Data records:
****************************************
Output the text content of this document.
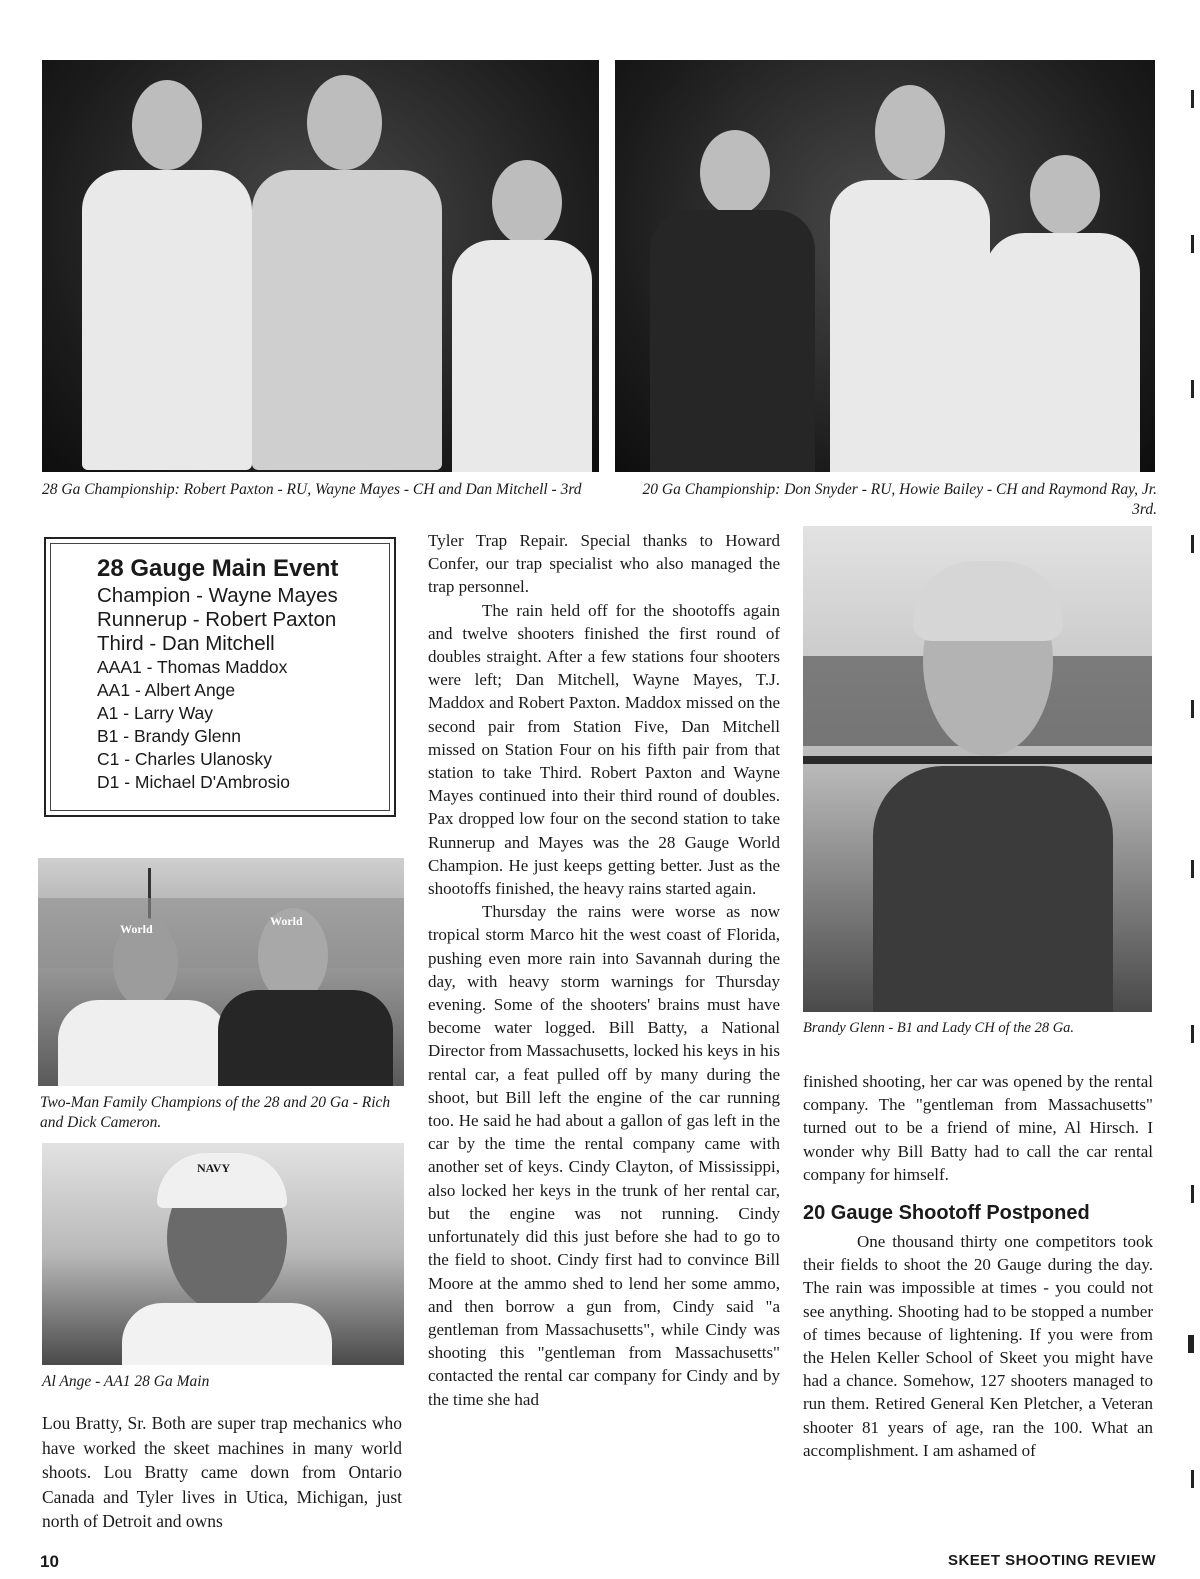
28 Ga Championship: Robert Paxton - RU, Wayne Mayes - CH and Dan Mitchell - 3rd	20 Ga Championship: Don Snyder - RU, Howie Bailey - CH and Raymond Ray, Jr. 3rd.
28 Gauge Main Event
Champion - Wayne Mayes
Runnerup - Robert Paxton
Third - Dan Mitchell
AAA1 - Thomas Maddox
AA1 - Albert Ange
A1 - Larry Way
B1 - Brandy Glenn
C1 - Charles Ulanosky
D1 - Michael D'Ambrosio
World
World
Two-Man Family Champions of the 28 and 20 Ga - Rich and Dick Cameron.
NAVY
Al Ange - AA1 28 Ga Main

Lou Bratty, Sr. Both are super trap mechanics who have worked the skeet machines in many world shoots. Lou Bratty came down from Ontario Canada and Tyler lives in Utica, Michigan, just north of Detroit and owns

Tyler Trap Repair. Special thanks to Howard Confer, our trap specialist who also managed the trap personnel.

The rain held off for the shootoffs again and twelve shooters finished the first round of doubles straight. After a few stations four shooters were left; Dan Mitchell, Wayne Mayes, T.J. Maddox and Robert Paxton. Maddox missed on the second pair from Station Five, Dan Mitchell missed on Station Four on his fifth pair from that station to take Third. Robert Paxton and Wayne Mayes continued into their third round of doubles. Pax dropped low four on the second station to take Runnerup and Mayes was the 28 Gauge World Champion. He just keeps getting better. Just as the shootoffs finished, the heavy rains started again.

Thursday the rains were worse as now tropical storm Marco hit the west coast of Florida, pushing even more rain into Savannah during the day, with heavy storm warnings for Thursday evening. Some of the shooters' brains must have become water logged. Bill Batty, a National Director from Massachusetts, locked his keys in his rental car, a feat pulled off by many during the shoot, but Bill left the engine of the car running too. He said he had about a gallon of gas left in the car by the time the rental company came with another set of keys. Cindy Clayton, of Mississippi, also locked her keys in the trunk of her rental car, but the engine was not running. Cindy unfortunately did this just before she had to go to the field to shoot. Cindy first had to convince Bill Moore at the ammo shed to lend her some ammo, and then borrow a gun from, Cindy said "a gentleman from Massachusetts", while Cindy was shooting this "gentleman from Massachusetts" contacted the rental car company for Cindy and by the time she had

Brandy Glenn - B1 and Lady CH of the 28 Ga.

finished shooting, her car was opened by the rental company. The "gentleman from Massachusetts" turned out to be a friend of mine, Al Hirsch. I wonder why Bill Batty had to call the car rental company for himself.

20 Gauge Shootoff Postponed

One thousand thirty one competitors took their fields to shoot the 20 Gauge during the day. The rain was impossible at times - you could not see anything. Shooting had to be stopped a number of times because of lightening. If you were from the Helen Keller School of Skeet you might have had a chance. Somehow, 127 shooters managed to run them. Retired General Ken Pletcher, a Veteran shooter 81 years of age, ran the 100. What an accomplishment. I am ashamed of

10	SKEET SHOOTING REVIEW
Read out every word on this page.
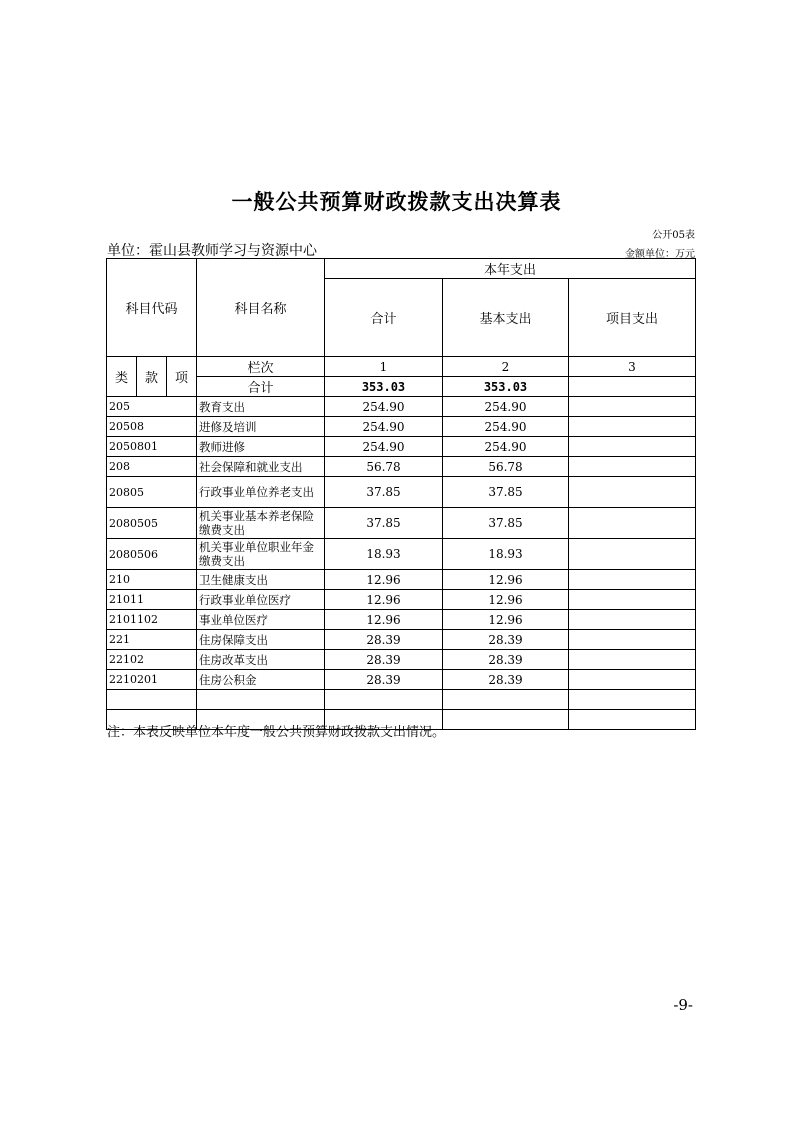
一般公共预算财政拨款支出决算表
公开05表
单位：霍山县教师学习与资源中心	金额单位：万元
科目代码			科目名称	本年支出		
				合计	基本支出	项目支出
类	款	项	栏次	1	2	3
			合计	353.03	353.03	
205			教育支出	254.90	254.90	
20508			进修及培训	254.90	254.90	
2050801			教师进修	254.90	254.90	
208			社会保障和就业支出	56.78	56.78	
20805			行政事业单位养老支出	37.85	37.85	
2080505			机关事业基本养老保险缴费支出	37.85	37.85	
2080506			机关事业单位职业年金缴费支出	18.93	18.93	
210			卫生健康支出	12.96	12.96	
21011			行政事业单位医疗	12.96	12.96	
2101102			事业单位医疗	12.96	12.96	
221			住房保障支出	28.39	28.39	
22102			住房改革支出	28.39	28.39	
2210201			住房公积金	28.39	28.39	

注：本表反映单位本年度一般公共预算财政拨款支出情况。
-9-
****************************************
> [Exercise aim] Output the full set of records above without changing a word, and drop the images.

> [Solution for this exercise]
Output the text content of this document.
28 Ga Championship: Robert Paxton - RU, Wayne Mayes - CH and Dan Mitchell - 3rd	20 Ga Championship: Don Snyder - RU, Howie Bailey - CH and Raymond Ray, Jr. 3rd.
28 Gauge Main Event
Champion - Wayne Mayes
Runnerup - Robert Paxton
Third - Dan Mitchell
AAA1 - Thomas Maddox
AA1 - Albert Ange
A1 - Larry Way
B1 - Brandy Glenn
C1 - Charles Ulanosky
D1 - Michael D'Ambrosio
World
World
Two-Man Family Champions of the 28 and 20 Ga - Rich and Dick Cameron.
NAVY
Al Ange - AA1 28 Ga Main

Lou Bratty, Sr. Both are super trap mechanics who have worked the skeet machines in many world shoots. Lou Bratty came down from Ontario Canada and Tyler lives in Utica, Michigan, just north of Detroit and owns

Tyler Trap Repair. Special thanks to Howard Confer, our trap specialist who also managed the trap personnel.

The rain held off for the shootoffs again and twelve shooters finished the first round of doubles straight. After a few stations four shooters were left; Dan Mitchell, Wayne Mayes, T.J. Maddox and Robert Paxton. Maddox missed on the second pair from Station Five, Dan Mitchell missed on Station Four on his fifth pair from that station to take Third. Robert Paxton and Wayne Mayes continued into their third round of doubles. Pax dropped low four on the second station to take Runnerup and Mayes was the 28 Gauge World Champion. He just keeps getting better. Just as the shootoffs finished, the heavy rains started again.

Thursday the rains were worse as now tropical storm Marco hit the west coast of Florida, pushing even more rain into Savannah during the day, with heavy storm warnings for Thursday evening. Some of the shooters' brains must have become water logged. Bill Batty, a National Director from Massachusetts, locked his keys in his rental car, a feat pulled off by many during the shoot, but Bill left the engine of the car running too. He said he had about a gallon of gas left in the car by the time the rental company came with another set of keys. Cindy Clayton, of Mississippi, also locked her keys in the trunk of her rental car, but the engine was not running. Cindy unfortunately did this just before she had to go to the field to shoot. Cindy first had to convince Bill Moore at the ammo shed to lend her some ammo, and then borrow a gun from, Cindy said "a gentleman from Massachusetts", while Cindy was shooting this "gentleman from Massachusetts" contacted the rental car company for Cindy and by the time she had

Brandy Glenn - B1 and Lady CH of the 28 Ga.

finished shooting, her car was opened by the rental company. The "gentleman from Massachusetts" turned out to be a friend of mine, Al Hirsch. I wonder why Bill Batty had to call the car rental company for himself.

20 Gauge Shootoff Postponed

One thousand thirty one competitors took their fields to shoot the 20 Gauge during the day. The rain was impossible at times - you could not see anything. Shooting had to be stopped a number of times because of lightening. If you were from the Helen Keller School of Skeet you might have had a chance. Somehow, 127 shooters managed to run them. Retired General Ken Pletcher, a Veteran shooter 81 years of age, ran the 100. What an accomplishment. I am ashamed of

10	SKEET SHOOTING REVIEW
Read out every word on this page.
一般公共预算财政拨款支出决算表
公开05表
单位：霍山县教师学习与资源中心	金额单位：万元
科目代码			科目名称	本年支出		
				合计	基本支出	项目支出
类	款	项	栏次	1	2	3
			合计	353.03	353.03	
205			教育支出	254.90	254.90	
20508			进修及培训	254.90	254.90	
2050801			教师进修	254.90	254.90	
208			社会保障和就业支出	56.78	56.78	
20805			行政事业单位养老支出	37.85	37.85	
2080505			机关事业基本养老保险缴费支出	37.85	37.85	
2080506			机关事业单位职业年金缴费支出	18.93	18.93	
210			卫生健康支出	12.96	12.96	
21011			行政事业单位医疗	12.96	12.96	
2101102			事业单位医疗	12.96	12.96	
221			住房保障支出	28.39	28.39	
22102			住房改革支出	28.39	28.39	
2210201			住房公积金	28.39	28.39	

注：本表反映单位本年度一般公共预算财政拨款支出情况。
-9-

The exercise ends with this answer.